Copy the lines that follow, keeping every character the same.

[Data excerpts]
# # # # #

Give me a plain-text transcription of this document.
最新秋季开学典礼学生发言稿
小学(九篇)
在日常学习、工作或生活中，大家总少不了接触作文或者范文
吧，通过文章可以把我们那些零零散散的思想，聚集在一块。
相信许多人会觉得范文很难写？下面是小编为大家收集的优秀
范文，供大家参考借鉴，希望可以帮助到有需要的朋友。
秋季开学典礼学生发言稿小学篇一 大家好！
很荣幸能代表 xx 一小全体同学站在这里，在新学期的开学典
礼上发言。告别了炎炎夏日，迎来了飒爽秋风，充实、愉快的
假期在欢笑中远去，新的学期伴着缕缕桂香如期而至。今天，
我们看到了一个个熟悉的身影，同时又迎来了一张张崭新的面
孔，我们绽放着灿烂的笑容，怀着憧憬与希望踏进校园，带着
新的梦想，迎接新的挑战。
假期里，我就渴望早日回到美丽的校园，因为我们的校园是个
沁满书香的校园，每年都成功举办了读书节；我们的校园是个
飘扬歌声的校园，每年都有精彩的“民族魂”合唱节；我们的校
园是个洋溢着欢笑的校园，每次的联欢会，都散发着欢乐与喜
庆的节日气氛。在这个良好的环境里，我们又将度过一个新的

# # # # #

[TASK RESULT]
Give me a plain-text transcription of this document.
最新秋季开学典礼学生发言稿
小学(九篇)
在日常学习、工作或生活中，大家总少不了接触作文或者范文
吧，通过文章可以把我们那些零零散散的思想，聚集在一块。
相信许多人会觉得范文很难写？下面是小编为大家收集的优秀
范文，供大家参考借鉴，希望可以帮助到有需要的朋友。
秋季开学典礼学生发言稿小学篇一 大家好！
很荣幸能代表 xx 一小全体同学站在这里，在新学期的开学典
礼上发言。告别了炎炎夏日，迎来了飒爽秋风，充实、愉快的
假期在欢笑中远去，新的学期伴着缕缕桂香如期而至。今天，
我们看到了一个个熟悉的身影，同时又迎来了一张张崭新的面
孔，我们绽放着灿烂的笑容，怀着憧憬与希望踏进校园，带着
新的梦想，迎接新的挑战。
假期里，我就渴望早日回到美丽的校园，因为我们的校园是个
沁满书香的校园，每年都成功举办了读书节；我们的校园是个
飘扬歌声的校园，每年都有精彩的“民族魂”合唱节；我们的校
园是个洋溢着欢笑的校园，每次的联欢会，都散发着欢乐与喜
庆的节日气氛。在这个良好的环境里，我们又将度过一个新的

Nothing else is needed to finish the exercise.